### Problem details
Show every line containing "personnel" by copying it.

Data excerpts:
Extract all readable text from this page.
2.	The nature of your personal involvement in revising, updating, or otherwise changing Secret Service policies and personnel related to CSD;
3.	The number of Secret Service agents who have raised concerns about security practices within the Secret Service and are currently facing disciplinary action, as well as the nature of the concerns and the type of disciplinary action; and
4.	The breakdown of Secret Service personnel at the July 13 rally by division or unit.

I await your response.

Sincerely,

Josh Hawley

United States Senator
--
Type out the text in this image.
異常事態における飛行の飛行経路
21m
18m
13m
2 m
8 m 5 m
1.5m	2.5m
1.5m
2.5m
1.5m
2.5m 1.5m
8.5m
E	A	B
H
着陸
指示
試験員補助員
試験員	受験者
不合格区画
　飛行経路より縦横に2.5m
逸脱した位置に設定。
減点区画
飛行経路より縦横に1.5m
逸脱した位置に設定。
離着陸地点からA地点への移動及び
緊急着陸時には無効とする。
...
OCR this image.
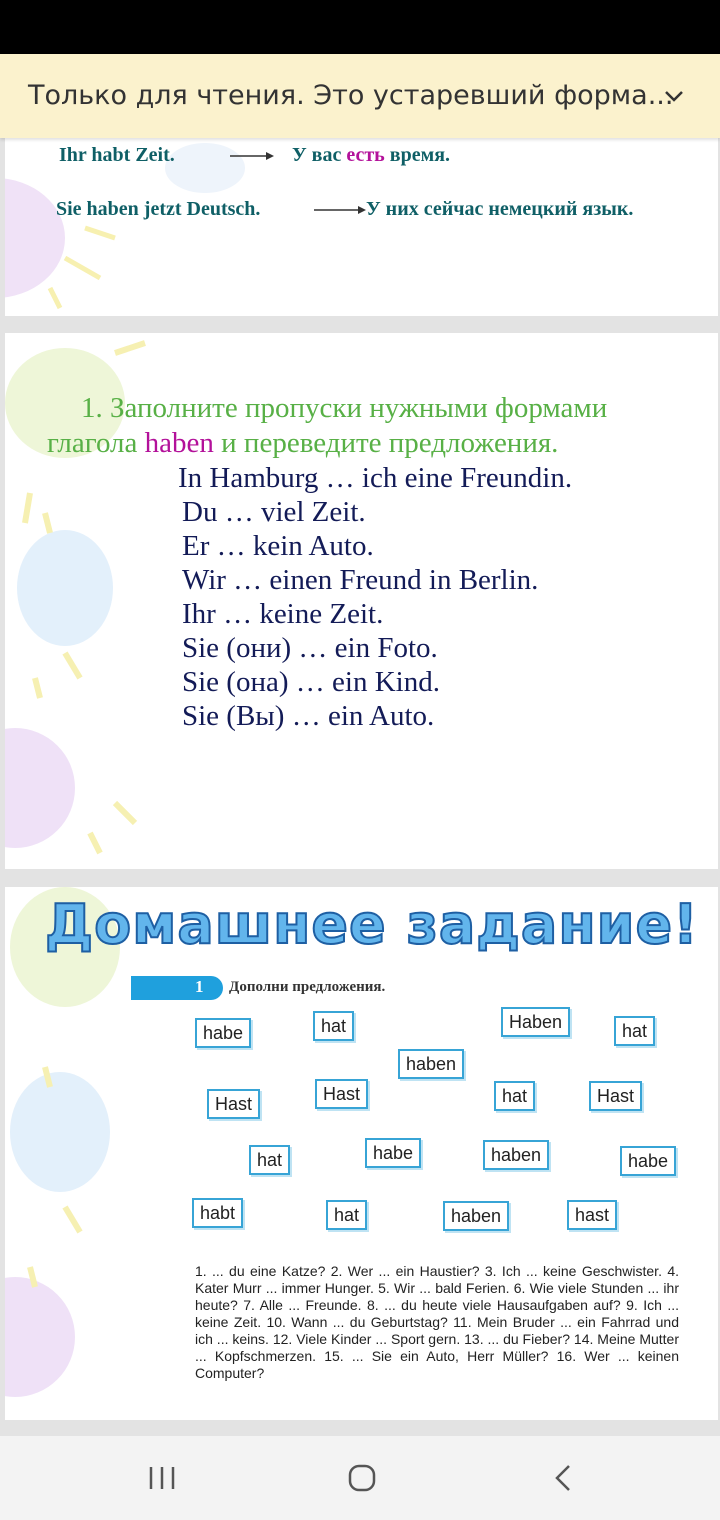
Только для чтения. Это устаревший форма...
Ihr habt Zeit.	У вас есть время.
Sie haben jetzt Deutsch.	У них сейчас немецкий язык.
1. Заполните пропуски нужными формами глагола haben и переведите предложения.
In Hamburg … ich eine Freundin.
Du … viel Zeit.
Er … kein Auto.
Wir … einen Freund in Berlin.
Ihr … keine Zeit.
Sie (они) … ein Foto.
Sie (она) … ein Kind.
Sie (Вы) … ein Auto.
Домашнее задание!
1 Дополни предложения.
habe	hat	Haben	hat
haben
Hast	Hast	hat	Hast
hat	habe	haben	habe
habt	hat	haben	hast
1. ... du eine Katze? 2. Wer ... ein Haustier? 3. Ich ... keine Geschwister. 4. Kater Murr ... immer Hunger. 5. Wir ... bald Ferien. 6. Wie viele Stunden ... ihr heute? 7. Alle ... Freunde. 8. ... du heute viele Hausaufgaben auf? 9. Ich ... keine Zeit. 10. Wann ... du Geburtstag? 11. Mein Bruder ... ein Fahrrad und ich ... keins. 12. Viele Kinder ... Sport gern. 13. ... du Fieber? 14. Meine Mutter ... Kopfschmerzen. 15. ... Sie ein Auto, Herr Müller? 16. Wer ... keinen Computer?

### Answer to this exercise
2.	The nature of your personal involvement in revising, updating, or otherwise changing Secret Service policies and personnel related to CSD;
4.	The breakdown of Secret Service personnel at the July 13 rally by division or unit.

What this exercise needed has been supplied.